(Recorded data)
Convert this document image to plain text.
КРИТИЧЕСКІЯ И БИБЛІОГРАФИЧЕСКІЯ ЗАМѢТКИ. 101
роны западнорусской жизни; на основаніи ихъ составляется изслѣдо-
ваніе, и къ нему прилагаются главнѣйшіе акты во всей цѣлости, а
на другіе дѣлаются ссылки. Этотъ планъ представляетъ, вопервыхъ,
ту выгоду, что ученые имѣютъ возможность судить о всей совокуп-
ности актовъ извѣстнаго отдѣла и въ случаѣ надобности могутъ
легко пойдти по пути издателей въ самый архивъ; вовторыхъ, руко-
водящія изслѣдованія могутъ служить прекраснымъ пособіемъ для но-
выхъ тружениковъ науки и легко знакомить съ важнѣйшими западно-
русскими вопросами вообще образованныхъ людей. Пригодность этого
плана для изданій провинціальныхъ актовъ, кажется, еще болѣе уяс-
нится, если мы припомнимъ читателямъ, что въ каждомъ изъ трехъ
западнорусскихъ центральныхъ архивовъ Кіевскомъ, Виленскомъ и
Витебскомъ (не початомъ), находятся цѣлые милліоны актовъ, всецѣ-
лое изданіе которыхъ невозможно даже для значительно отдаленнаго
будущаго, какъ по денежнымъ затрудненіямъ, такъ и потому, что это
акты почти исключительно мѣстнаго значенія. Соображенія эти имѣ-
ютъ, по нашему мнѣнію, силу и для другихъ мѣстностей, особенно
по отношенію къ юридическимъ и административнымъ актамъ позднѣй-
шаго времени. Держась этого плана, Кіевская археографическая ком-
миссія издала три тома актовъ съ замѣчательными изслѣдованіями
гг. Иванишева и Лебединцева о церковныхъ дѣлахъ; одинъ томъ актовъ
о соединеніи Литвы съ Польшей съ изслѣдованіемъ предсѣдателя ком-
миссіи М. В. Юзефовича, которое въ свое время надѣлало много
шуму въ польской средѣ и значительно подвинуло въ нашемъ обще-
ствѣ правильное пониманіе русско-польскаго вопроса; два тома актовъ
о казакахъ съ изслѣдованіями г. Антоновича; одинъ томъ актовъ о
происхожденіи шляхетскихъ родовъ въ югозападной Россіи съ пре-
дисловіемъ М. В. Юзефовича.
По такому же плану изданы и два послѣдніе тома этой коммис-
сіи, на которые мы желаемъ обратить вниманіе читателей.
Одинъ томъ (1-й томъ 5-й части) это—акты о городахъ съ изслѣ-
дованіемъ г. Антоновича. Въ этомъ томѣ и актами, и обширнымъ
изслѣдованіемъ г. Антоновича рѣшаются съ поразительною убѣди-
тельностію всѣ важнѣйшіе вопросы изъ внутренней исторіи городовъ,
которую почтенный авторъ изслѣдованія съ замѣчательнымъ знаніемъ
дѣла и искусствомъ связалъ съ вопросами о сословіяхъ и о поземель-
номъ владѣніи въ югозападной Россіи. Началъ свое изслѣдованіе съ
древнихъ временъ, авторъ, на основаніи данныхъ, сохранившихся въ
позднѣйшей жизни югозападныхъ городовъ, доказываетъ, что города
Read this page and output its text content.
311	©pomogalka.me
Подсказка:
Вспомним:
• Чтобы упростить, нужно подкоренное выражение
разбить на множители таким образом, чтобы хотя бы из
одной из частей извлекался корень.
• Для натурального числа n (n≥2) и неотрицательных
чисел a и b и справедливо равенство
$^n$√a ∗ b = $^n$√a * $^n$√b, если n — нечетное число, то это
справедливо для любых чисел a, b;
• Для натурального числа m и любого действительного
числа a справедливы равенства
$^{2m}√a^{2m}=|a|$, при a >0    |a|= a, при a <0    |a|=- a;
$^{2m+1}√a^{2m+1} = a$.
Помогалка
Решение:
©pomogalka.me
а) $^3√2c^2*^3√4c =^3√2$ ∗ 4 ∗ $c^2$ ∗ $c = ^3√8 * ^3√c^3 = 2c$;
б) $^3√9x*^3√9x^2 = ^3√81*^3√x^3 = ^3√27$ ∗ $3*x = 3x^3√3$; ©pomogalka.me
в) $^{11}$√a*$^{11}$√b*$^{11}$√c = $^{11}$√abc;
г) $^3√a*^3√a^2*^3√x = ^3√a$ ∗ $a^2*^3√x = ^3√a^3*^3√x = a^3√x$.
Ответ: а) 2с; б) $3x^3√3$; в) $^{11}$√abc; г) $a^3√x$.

— Short problem —
Print only the lines from the one with "Read this page and output its text content." to the end of the records, both included.

— Written response —
Read this page and output its text content.
311	©pomogalka.me
Подсказка:
Вспомним:
• Чтобы упростить, нужно подкоренное выражение
разбить на множители таким образом, чтобы хотя бы из
одной из частей извлекался корень.
• Для натурального числа n (n≥2) и неотрицательных
чисел a и b и справедливо равенство
$^n$√a ∗ b = $^n$√a * $^n$√b, если n — нечетное число, то это
справедливо для любых чисел a, b;
• Для натурального числа m и любого действительного
числа a справедливы равенства
$^{2m}√a^{2m}=|a|$, при a >0    |a|= a, при a <0    |a|=- a;
$^{2m+1}√a^{2m+1} = a$.
Помогалка
Решение:
©pomogalka.me
а) $^3√2c^2*^3√4c =^3√2$ ∗ 4 ∗ $c^2$ ∗ $c = ^3√8 * ^3√c^3 = 2c$;
б) $^3√9x*^3√9x^2 = ^3√81*^3√x^3 = ^3√27$ ∗ $3*x = 3x^3√3$; ©pomogalka.me
в) $^{11}$√a*$^{11}$√b*$^{11}$√c = $^{11}$√abc;
г) $^3√a*^3√a^2*^3√x = ^3√a$ ∗ $a^2*^3√x = ^3√a^3*^3√x = a^3√x$.
Ответ: а) 2с; б) $3x^3√3$; в) $^{11}$√abc; г) $a^3√x$.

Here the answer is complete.